[START Material shown]

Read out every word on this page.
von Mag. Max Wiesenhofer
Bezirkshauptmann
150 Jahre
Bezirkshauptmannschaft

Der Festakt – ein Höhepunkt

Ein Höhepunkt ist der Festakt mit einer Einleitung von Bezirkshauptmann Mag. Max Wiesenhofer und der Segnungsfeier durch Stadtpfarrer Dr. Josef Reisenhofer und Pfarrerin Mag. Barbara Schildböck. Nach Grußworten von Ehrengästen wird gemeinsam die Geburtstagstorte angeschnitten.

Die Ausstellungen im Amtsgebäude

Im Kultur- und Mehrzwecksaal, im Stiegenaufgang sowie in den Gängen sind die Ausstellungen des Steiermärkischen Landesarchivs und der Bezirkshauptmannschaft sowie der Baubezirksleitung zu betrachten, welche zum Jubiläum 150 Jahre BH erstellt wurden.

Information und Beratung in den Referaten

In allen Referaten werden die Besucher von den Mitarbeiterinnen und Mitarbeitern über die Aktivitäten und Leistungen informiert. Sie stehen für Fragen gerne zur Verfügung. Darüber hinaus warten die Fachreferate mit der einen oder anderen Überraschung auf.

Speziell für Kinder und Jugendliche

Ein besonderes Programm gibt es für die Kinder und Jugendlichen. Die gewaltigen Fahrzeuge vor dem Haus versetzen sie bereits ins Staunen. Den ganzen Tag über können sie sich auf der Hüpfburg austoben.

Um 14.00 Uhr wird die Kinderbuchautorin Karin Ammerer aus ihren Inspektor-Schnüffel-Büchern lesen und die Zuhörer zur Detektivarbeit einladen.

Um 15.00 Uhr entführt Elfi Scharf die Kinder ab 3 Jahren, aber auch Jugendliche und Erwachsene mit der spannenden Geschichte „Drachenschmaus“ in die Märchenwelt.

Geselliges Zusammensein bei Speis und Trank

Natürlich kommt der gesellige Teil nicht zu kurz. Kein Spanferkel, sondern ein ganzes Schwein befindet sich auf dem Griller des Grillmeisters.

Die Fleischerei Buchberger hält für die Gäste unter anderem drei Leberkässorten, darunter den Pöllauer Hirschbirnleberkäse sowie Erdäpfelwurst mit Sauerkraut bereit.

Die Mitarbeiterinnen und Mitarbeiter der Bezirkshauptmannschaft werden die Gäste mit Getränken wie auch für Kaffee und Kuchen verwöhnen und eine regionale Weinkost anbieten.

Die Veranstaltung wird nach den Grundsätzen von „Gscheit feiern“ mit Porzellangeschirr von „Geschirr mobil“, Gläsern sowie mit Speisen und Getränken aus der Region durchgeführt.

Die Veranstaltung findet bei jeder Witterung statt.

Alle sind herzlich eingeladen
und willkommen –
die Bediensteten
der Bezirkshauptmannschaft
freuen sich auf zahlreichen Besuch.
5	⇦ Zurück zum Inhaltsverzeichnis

[END Material shown]

Given task: Show all lines in the entries above where the string "Mitarbeiterinnen" appears.

Result:
In allen Referaten werden die Besucher von den Mitarbeiterinnen und Mitarbeitern über die Aktivitäten und Leistungen informiert. Sie stehen für Fragen gerne zur Verfügung. Darüber hinaus warten die Fachreferate mit der einen oder anderen Überraschung auf.
Die Mitarbeiterinnen und Mitarbeiter der Bezirkshauptmannschaft werden die Gäste mit Getränken wie auch für Kaffee und Kuchen verwöhnen und eine regionale Weinkost anbieten.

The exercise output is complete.